## THE PROBLEM
Find the lines holding "Tags" and copy them.

== RAW RECORDS ==

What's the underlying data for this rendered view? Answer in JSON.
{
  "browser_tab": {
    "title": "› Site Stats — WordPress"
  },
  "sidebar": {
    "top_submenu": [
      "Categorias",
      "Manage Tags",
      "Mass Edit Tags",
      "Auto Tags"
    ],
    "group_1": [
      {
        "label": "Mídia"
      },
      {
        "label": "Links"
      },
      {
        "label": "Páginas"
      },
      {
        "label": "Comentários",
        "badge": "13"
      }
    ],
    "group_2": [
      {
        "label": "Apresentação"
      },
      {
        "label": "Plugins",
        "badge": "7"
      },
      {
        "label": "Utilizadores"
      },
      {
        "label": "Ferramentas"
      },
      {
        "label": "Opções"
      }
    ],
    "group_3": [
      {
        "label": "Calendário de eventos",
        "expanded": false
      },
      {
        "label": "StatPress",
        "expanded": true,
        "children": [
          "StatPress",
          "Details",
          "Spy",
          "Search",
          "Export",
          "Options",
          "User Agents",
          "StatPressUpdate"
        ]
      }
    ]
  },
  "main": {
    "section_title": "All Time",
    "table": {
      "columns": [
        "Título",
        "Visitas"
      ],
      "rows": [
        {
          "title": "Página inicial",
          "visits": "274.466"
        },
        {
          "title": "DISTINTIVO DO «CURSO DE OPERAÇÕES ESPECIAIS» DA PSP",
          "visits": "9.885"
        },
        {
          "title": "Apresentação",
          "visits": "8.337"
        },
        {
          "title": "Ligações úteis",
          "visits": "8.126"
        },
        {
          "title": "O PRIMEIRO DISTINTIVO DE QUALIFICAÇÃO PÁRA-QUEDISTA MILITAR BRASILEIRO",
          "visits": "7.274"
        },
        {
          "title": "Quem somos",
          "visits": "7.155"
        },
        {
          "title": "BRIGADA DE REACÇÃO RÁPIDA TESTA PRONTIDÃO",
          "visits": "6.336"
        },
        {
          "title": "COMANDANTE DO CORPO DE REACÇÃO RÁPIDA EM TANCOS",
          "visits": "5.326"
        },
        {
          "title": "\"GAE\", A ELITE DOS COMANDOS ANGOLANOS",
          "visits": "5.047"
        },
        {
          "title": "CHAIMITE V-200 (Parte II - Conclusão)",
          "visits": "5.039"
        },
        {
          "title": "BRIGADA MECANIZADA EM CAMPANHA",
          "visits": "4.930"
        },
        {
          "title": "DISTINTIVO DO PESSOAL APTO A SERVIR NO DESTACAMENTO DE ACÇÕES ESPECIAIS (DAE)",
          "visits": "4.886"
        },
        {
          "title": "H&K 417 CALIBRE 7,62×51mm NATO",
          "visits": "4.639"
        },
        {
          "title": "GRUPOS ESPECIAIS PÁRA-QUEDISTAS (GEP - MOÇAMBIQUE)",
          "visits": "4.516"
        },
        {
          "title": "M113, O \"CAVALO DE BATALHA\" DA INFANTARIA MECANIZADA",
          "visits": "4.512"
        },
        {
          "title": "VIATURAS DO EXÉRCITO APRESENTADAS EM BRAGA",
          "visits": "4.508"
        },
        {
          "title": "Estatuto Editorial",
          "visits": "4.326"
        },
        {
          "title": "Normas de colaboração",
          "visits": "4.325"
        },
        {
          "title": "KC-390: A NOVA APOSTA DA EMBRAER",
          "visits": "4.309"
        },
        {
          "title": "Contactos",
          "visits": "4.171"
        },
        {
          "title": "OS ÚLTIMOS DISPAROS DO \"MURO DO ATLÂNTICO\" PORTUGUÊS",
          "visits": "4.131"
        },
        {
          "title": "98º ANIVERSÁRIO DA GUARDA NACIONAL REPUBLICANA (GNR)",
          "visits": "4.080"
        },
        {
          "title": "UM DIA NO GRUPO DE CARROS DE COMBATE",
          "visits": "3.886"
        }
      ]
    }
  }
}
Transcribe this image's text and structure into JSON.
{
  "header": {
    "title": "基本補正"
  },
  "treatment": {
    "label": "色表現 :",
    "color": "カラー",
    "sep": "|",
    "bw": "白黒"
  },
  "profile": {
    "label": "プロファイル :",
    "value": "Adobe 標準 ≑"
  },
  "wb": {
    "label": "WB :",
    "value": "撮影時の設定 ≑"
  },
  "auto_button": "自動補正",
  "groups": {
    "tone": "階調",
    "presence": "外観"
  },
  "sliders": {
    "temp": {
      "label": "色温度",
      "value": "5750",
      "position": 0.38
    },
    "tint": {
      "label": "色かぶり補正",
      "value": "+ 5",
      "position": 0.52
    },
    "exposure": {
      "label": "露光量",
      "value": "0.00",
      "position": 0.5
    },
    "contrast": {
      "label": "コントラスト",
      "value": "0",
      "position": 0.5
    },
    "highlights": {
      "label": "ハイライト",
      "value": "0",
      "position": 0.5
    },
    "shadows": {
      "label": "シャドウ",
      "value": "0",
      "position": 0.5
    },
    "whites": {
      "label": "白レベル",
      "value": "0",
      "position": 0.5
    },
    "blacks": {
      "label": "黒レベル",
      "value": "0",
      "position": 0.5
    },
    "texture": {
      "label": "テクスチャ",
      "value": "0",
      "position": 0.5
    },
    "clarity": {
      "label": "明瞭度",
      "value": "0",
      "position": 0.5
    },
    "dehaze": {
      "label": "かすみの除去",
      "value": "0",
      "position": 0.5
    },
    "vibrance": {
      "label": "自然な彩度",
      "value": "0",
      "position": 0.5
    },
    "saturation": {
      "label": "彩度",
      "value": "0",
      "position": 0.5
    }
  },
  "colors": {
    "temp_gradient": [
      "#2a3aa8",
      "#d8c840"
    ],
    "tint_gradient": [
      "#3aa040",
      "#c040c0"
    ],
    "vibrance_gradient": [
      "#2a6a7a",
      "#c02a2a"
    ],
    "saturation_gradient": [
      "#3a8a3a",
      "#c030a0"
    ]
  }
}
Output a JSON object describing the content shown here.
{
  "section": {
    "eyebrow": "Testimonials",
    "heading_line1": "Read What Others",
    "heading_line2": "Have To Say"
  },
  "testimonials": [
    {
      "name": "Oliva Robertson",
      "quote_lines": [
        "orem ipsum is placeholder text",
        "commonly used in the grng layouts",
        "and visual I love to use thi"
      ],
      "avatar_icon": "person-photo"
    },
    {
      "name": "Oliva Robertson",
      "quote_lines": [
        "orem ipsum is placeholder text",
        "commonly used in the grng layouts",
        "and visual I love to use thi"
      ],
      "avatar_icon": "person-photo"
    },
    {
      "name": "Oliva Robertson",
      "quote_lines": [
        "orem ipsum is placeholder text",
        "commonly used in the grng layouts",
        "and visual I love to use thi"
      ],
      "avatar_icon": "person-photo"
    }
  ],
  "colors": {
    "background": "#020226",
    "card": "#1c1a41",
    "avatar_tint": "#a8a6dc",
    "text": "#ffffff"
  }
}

===

## SOLUTION
      "Manage Tags",
      "Mass Edit Tags",
      "Auto Tags"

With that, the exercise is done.